Records to use ::

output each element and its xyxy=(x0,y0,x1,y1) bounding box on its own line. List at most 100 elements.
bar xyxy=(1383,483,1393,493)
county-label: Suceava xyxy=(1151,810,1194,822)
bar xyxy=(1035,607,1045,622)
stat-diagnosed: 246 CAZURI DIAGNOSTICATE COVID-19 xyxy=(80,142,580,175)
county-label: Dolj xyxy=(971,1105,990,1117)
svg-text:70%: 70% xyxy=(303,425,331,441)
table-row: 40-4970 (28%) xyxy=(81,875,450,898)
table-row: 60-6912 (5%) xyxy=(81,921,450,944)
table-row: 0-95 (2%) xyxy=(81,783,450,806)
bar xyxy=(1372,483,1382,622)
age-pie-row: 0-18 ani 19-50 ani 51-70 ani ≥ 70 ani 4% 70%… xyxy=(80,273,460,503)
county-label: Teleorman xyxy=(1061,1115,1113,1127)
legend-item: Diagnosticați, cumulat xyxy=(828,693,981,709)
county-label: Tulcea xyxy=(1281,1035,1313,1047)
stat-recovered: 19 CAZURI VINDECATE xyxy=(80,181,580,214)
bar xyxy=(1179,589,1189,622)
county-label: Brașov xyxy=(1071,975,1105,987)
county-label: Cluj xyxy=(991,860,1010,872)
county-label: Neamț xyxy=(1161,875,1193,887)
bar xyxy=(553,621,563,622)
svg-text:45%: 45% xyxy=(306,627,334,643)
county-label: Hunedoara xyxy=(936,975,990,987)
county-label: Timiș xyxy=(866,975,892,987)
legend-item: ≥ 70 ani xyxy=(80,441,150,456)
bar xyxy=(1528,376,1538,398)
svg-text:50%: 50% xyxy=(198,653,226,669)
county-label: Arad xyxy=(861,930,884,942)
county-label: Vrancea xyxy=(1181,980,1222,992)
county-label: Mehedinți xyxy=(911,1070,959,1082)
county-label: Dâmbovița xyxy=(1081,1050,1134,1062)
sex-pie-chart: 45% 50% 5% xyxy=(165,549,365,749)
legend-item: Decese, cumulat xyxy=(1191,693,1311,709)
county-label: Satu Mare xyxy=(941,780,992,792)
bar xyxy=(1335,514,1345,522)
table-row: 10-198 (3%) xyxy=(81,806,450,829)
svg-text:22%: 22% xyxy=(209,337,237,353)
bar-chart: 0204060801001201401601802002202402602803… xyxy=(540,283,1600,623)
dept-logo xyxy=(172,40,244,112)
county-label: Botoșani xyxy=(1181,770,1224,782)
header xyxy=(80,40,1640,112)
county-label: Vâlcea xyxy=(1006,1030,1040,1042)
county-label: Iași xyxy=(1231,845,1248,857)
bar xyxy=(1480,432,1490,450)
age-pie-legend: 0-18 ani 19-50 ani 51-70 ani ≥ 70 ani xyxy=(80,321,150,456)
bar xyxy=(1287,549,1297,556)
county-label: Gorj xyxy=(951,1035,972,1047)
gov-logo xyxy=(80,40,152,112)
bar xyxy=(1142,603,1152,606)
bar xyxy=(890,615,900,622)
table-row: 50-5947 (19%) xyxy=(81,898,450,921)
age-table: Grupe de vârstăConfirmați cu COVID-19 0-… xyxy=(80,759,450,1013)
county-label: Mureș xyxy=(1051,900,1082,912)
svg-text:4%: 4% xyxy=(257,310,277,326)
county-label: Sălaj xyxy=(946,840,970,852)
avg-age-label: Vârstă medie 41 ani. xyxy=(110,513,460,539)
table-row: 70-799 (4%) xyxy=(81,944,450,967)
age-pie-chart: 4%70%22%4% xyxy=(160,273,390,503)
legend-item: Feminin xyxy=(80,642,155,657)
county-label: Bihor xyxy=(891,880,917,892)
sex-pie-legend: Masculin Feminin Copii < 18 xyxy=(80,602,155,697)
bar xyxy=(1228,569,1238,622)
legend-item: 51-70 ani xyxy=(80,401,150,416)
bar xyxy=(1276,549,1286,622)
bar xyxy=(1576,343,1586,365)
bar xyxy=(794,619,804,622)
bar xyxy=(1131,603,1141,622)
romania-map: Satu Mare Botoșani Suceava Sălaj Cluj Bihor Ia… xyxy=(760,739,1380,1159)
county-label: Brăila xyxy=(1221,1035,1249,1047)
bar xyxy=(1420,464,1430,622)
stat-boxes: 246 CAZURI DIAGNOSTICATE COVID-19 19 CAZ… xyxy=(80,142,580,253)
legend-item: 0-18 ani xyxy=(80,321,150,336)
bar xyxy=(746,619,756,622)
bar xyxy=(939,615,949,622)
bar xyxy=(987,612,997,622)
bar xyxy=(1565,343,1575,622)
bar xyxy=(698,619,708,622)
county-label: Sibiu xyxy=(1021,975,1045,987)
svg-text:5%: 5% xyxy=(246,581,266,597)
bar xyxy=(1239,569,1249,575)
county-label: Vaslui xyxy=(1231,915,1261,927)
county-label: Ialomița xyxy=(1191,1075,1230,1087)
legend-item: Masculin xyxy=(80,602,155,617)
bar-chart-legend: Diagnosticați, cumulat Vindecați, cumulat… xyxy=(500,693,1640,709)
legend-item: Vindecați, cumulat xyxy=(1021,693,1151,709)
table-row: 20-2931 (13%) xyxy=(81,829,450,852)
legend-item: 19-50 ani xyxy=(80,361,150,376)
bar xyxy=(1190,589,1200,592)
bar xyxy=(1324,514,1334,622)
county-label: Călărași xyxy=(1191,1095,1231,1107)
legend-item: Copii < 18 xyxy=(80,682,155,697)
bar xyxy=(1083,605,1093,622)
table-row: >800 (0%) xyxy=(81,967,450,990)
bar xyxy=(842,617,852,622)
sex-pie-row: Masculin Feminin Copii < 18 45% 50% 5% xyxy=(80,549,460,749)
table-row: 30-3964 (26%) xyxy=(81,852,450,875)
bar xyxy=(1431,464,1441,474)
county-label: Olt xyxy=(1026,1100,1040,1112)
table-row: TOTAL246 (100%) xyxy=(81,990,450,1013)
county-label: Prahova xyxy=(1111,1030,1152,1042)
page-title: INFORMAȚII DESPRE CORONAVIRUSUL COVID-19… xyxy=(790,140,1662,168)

Aim of the exercise :: Copy every record above exactly as it appears.

Task answer ::
output each element and its xyxy=(x0,y0,x1,y1) bounding box on its own line. List at most 100 elements.
bar xyxy=(1383,483,1393,493)
county-label: Suceava xyxy=(1151,810,1194,822)
bar xyxy=(1035,607,1045,622)
stat-diagnosed: 246 CAZURI DIAGNOSTICATE COVID-19 xyxy=(80,142,580,175)
county-label: Dolj xyxy=(971,1105,990,1117)
svg-text:70%: 70% xyxy=(303,425,331,441)
table-row: 40-4970 (28%) xyxy=(81,875,450,898)
table-row: 60-6912 (5%) xyxy=(81,921,450,944)
table-row: 0-95 (2%) xyxy=(81,783,450,806)
bar xyxy=(1372,483,1382,622)
age-pie-row: 0-18 ani 19-50 ani 51-70 ani ≥ 70 ani 4% 70%… xyxy=(80,273,460,503)
county-label: Teleorman xyxy=(1061,1115,1113,1127)
legend-item: Diagnosticați, cumulat xyxy=(828,693,981,709)
county-label: Tulcea xyxy=(1281,1035,1313,1047)
stat-recovered: 19 CAZURI VINDECATE xyxy=(80,181,580,214)
bar xyxy=(1179,589,1189,622)
county-label: Brașov xyxy=(1071,975,1105,987)
county-label: Cluj xyxy=(991,860,1010,872)
county-label: Neamț xyxy=(1161,875,1193,887)
bar xyxy=(553,621,563,622)
svg-text:45%: 45% xyxy=(306,627,334,643)
county-label: Hunedoara xyxy=(936,975,990,987)
county-label: Timiș xyxy=(866,975,892,987)
legend-item: ≥ 70 ani xyxy=(80,441,150,456)
bar xyxy=(1528,376,1538,398)
svg-text:50%: 50% xyxy=(198,653,226,669)
county-label: Arad xyxy=(861,930,884,942)
county-label: Vrancea xyxy=(1181,980,1222,992)
county-label: Mehedinți xyxy=(911,1070,959,1082)
county-label: Dâmbovița xyxy=(1081,1050,1134,1062)
sex-pie-chart: 45% 50% 5% xyxy=(165,549,365,749)
legend-item: Decese, cumulat xyxy=(1191,693,1311,709)
county-label: Satu Mare xyxy=(941,780,992,792)
bar xyxy=(1335,514,1345,522)
table-row: 10-198 (3%) xyxy=(81,806,450,829)
svg-text:22%: 22% xyxy=(209,337,237,353)
bar-chart: 0204060801001201401601802002202402602803… xyxy=(540,283,1600,623)
dept-logo xyxy=(172,40,244,112)
county-label: Botoșani xyxy=(1181,770,1224,782)
header xyxy=(80,40,1640,112)
county-label: Vâlcea xyxy=(1006,1030,1040,1042)
county-label: Iași xyxy=(1231,845,1248,857)
bar xyxy=(1480,432,1490,450)
age-pie-legend: 0-18 ani 19-50 ani 51-70 ani ≥ 70 ani xyxy=(80,321,150,456)
bar xyxy=(1287,549,1297,556)
county-label: Gorj xyxy=(951,1035,972,1047)
gov-logo xyxy=(80,40,152,112)
bar xyxy=(1142,603,1152,606)
bar xyxy=(890,615,900,622)
table-row: 50-5947 (19%) xyxy=(81,898,450,921)
age-table: Grupe de vârstăConfirmați cu COVID-19 0-… xyxy=(80,759,450,1013)
county-label: Mureș xyxy=(1051,900,1082,912)
svg-text:4%: 4% xyxy=(257,310,277,326)
county-label: Sălaj xyxy=(946,840,970,852)
avg-age-label: Vârstă medie 41 ani. xyxy=(110,513,460,539)
table-row: 70-799 (4%) xyxy=(81,944,450,967)
age-pie-chart: 4%70%22%4% xyxy=(160,273,390,503)
legend-item: Feminin xyxy=(80,642,155,657)
county-label: Bihor xyxy=(891,880,917,892)
sex-pie-legend: Masculin Feminin Copii < 18 xyxy=(80,602,155,697)
bar xyxy=(1228,569,1238,622)
legend-item: 51-70 ani xyxy=(80,401,150,416)
bar xyxy=(1276,549,1286,622)
bar xyxy=(1576,343,1586,365)
bar xyxy=(794,619,804,622)
bar xyxy=(1131,603,1141,622)
romania-map: Satu Mare Botoșani Suceava Sălaj Cluj Bihor Ia… xyxy=(760,739,1380,1159)
county-label: Brăila xyxy=(1221,1035,1249,1047)
bar xyxy=(1420,464,1430,622)
stat-boxes: 246 CAZURI DIAGNOSTICATE COVID-19 19 CAZ… xyxy=(80,142,580,253)
legend-item: 0-18 ani xyxy=(80,321,150,336)
bar xyxy=(746,619,756,622)
bar xyxy=(939,615,949,622)
bar xyxy=(987,612,997,622)
bar xyxy=(1565,343,1575,622)
bar xyxy=(698,619,708,622)
county-label: Sibiu xyxy=(1021,975,1045,987)
svg-text:5%: 5% xyxy=(246,581,266,597)
bar xyxy=(1239,569,1249,575)
county-label: Vaslui xyxy=(1231,915,1261,927)
county-label: Ialomița xyxy=(1191,1075,1230,1087)
legend-item: Masculin xyxy=(80,602,155,617)
bar-chart-legend: Diagnosticați, cumulat Vindecați, cumulat… xyxy=(500,693,1640,709)
legend-item: Vindecați, cumulat xyxy=(1021,693,1151,709)
table-row: 20-2931 (13%) xyxy=(81,829,450,852)
legend-item: 19-50 ani xyxy=(80,361,150,376)
bar xyxy=(1190,589,1200,592)
bar xyxy=(1324,514,1334,622)
county-label: Călărași xyxy=(1191,1095,1231,1107)
legend-item: Copii < 18 xyxy=(80,682,155,697)
bar xyxy=(1083,605,1093,622)
table-row: >800 (0%) xyxy=(81,967,450,990)
bar xyxy=(842,617,852,622)
sex-pie-row: Masculin Feminin Copii < 18 45% 50% 5% xyxy=(80,549,460,749)
table-row: 30-3964 (26%) xyxy=(81,852,450,875)
bar xyxy=(1431,464,1441,474)
county-label: Olt xyxy=(1026,1100,1040,1112)
table-row: TOTAL246 (100%) xyxy=(81,990,450,1013)
county-label: Prahova xyxy=(1111,1030,1152,1042)
page-title: INFORMAȚII DESPRE CORONAVIRUSUL COVID-19… xyxy=(790,140,1662,168)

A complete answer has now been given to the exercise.